Input material:
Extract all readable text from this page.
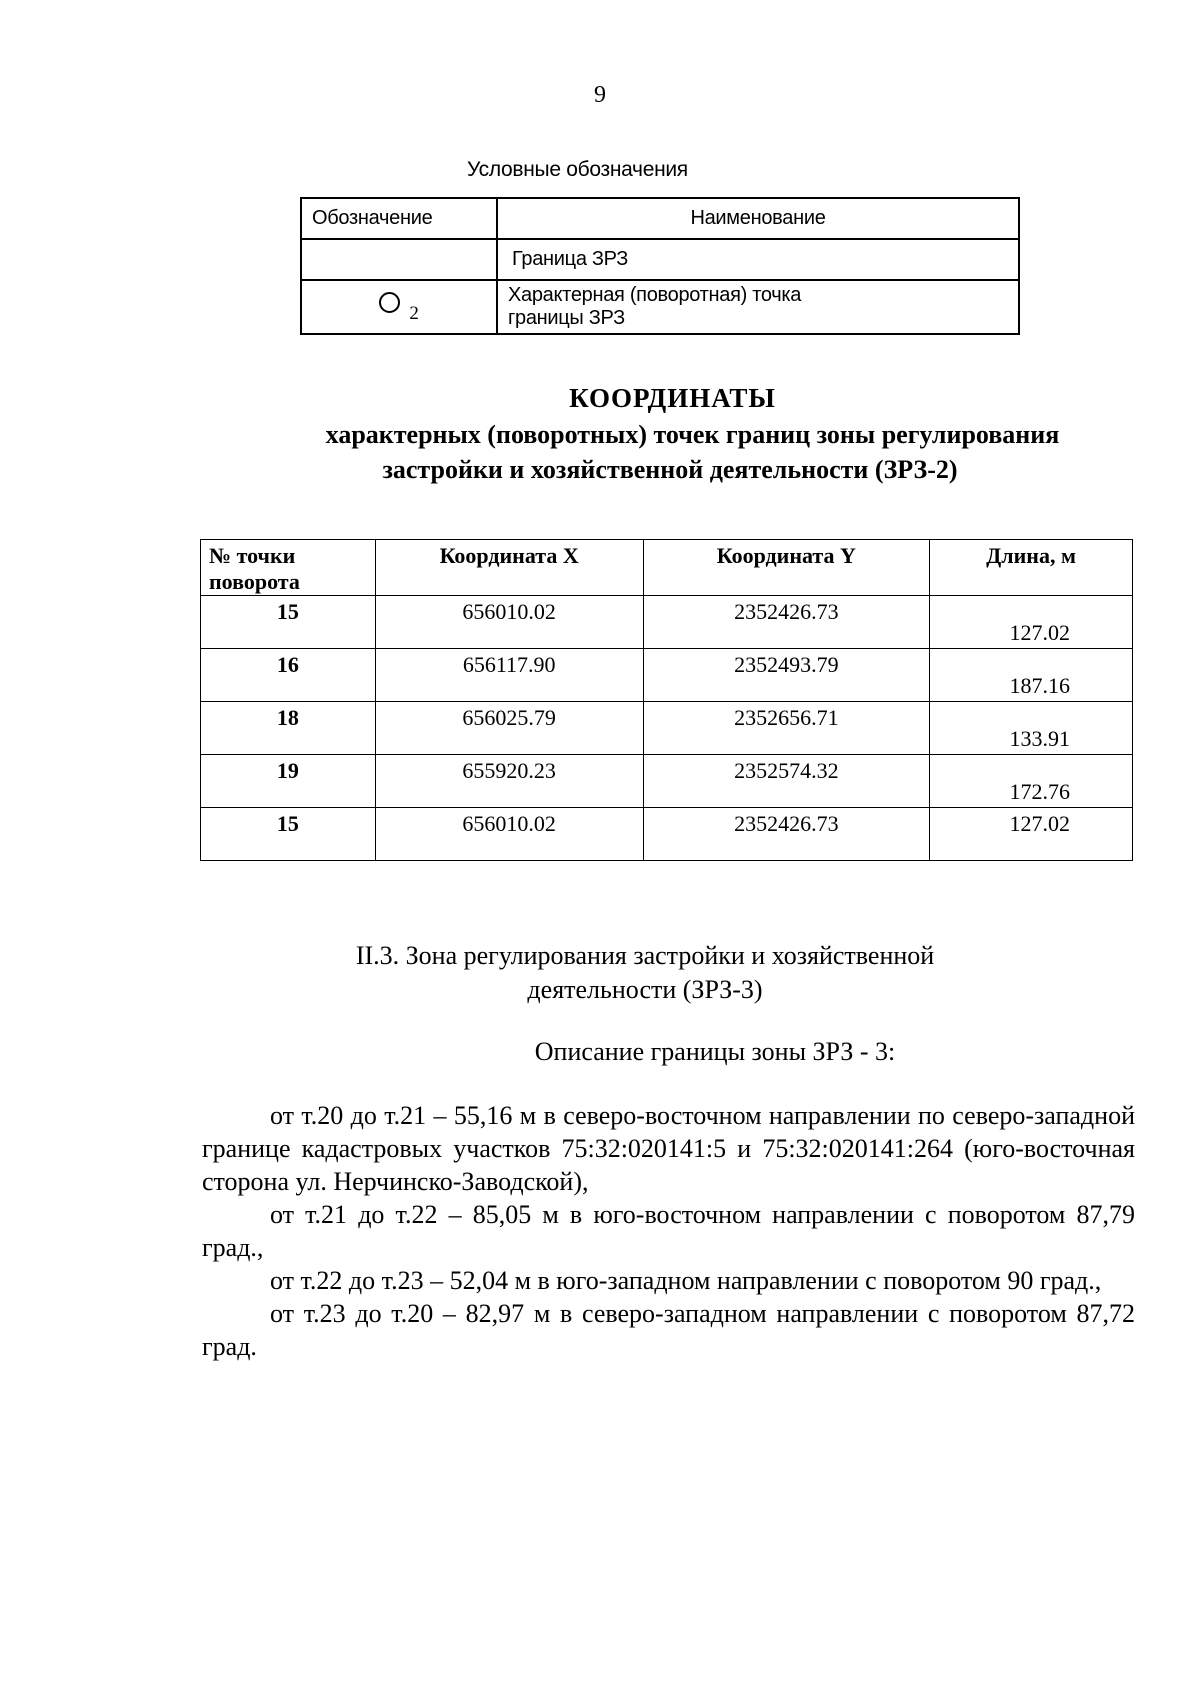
9
Условные обозначения
Обозначение	Наименование
	Граница ЗРЗ

2	Характерная (поворотная) точка
границы ЗРЗ
КООРДИНАТЫ
характерных (поворотных) точек границ зоны регулирования
застройки и хозяйственной деятельности (ЗРЗ-2)
№ точки
поворота	Координата X	Координата Y	Длина, м
15	656010.02	2352426.73	127.02

16	656117.90	2352493.79	187.16

18	656025.79	2352656.71	133.91

19	655920.23	2352574.32	172.76

15	656010.02	2352426.73	127.02
II.3. Зона регулирования застройки и хозяйственной
деятельности (ЗРЗ-3)
Описание границы зоны ЗРЗ - 3:

от т.20 до т.21 – 55,16 м в северо-восточном направлении по северо-западной границе кадастровых участков 75:32:020141:5 и 75:32:020141:264 (юго-восточная сторона ул. Нерчинско-Заводской),

от т.21 до т.22 – 85,05 м в юго-восточном направлении с поворотом 87,79 град.,

от т.22 до т.23 – 52,04 м в юго-западном направлении с поворотом 90 град.,

от т.23 до т.20 – 82,97 м в северо-западном направлении с поворотом 87,72 град.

Given instruction:
Without the pictures, copy the material exactly as given.

Reply:
Extract all readable text from this page.
9
Условные обозначения
Обозначение	Наименование
	Граница ЗРЗ

2	Характерная (поворотная) точка
границы ЗРЗ
КООРДИНАТЫ
характерных (поворотных) точек границ зоны регулирования
застройки и хозяйственной деятельности (ЗРЗ-2)
№ точки
поворота	Координата X	Координата Y	Длина, м
15	656010.02	2352426.73	127.02

16	656117.90	2352493.79	187.16

18	656025.79	2352656.71	133.91

19	655920.23	2352574.32	172.76

15	656010.02	2352426.73	127.02
II.3. Зона регулирования застройки и хозяйственной
деятельности (ЗРЗ-3)
Описание границы зоны ЗРЗ - 3:

от т.20 до т.21 – 55,16 м в северо-восточном направлении по северо-западной границе кадастровых участков 75:32:020141:5 и 75:32:020141:264 (юго-восточная сторона ул. Нерчинско-Заводской),

от т.21 до т.22 – 85,05 м в юго-восточном направлении с поворотом 87,79 град.,

от т.22 до т.23 – 52,04 м в юго-западном направлении с поворотом 90 град.,

от т.23 до т.20 – 82,97 м в северо-западном направлении с поворотом 87,72 град.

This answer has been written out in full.